## EXERCISE INSTRUCTIONS
Gather all lines from the material that contain "name".
— begin DATA TO PROCESS —
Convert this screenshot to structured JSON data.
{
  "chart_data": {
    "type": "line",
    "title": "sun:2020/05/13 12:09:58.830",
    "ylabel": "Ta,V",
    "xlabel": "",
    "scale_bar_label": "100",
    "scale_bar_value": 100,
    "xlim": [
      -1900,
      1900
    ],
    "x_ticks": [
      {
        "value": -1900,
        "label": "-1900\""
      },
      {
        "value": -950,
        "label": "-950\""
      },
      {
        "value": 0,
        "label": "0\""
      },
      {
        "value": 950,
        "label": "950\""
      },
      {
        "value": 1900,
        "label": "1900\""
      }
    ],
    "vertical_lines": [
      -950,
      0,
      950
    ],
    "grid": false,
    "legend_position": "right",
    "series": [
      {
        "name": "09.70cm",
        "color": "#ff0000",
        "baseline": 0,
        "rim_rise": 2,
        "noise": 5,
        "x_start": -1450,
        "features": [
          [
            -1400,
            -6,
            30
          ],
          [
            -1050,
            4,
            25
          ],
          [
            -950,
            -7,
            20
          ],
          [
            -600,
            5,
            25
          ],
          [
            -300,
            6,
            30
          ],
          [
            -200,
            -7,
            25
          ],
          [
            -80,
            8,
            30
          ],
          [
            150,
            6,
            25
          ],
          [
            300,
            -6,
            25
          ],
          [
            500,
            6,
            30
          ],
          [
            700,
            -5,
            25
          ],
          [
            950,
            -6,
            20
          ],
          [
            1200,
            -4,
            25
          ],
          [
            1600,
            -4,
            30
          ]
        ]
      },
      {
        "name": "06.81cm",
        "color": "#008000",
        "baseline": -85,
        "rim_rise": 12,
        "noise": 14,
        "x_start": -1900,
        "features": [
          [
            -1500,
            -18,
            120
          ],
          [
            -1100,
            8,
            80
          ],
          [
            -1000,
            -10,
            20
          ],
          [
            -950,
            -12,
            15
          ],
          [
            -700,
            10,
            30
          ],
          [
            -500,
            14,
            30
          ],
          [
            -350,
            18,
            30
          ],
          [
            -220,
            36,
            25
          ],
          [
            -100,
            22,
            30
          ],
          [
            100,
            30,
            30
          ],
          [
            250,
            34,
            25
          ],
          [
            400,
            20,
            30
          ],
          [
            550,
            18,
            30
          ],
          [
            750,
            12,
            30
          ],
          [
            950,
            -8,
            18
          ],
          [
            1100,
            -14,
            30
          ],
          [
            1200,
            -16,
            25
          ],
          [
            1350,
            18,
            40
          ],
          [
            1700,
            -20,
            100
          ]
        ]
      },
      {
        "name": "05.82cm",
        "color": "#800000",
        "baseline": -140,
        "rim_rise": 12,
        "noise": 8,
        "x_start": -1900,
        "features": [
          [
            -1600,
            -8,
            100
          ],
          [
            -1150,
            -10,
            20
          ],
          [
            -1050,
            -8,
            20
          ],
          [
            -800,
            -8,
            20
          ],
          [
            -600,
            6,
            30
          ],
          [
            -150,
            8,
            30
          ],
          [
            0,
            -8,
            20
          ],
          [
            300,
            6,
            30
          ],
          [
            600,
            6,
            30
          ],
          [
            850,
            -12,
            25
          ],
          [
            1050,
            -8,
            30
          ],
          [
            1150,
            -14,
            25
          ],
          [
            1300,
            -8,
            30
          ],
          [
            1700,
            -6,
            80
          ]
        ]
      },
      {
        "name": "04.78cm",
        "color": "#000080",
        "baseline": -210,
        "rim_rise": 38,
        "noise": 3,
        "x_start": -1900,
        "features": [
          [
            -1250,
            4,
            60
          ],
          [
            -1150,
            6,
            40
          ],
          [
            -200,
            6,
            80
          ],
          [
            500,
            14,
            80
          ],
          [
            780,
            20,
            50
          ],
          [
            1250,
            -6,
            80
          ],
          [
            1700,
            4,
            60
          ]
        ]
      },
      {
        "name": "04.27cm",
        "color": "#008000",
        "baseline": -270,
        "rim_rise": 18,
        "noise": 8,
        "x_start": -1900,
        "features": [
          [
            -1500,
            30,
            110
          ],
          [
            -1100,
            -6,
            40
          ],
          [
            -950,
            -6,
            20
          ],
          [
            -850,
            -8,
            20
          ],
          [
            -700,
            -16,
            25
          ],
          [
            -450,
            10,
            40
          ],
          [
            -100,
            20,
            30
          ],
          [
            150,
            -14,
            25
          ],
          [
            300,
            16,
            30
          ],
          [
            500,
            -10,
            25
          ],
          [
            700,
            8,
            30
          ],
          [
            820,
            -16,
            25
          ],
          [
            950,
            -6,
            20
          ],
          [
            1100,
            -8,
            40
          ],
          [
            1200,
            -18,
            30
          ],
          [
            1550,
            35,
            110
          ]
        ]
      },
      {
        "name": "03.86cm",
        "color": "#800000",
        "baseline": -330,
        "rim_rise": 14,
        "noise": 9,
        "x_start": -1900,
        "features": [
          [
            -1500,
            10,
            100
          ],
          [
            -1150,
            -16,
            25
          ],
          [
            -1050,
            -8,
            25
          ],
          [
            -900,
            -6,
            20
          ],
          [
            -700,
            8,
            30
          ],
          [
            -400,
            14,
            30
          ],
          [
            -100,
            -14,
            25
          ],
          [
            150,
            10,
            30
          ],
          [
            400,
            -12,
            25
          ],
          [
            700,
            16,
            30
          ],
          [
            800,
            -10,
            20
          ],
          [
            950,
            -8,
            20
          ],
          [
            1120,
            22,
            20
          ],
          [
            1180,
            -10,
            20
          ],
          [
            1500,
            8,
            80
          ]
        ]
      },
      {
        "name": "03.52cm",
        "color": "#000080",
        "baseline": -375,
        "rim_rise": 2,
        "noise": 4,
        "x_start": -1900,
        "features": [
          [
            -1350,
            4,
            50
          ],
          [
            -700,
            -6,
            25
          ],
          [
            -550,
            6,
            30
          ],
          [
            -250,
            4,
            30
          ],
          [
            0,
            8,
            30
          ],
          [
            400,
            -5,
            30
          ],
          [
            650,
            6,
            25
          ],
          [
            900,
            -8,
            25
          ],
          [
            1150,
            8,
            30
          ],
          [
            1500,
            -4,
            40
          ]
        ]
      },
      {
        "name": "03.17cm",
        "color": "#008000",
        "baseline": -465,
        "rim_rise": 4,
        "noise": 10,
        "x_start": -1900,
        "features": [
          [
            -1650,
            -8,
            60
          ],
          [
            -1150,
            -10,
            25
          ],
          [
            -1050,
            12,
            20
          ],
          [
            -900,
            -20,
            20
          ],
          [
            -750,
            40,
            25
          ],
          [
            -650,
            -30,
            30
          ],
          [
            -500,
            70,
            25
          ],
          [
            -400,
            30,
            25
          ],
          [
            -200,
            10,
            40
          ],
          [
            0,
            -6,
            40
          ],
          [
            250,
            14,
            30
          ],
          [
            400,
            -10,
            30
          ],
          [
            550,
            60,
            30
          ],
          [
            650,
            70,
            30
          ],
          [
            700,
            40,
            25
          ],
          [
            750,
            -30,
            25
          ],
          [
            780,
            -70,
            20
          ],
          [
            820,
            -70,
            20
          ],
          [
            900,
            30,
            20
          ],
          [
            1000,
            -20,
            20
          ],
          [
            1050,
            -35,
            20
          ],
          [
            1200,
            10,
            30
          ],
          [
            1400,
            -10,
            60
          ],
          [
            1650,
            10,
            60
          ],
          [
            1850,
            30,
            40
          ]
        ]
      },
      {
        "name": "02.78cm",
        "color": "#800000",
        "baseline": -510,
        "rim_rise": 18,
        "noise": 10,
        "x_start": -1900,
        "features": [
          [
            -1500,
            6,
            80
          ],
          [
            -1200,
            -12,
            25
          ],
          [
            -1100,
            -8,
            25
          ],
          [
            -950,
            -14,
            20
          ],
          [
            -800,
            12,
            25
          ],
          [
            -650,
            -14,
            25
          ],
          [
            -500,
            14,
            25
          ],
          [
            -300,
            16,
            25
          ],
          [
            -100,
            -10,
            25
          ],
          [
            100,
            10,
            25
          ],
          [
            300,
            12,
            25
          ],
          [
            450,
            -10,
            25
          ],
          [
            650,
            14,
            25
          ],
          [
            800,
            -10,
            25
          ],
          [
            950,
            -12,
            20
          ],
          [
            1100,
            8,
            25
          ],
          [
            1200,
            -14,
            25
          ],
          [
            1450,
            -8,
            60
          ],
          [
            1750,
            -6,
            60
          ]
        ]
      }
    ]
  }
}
— end DATA TO PROCESS —
## EXERCISE RESULT
        "name": "09.70cm",
        "name": "06.81cm",
        "name": "05.82cm",
        "name": "04.78cm",
        "name": "04.27cm",
        "name": "03.86cm",
        "name": "03.52cm",
        "name": "03.17cm",
        "name": "02.78cm",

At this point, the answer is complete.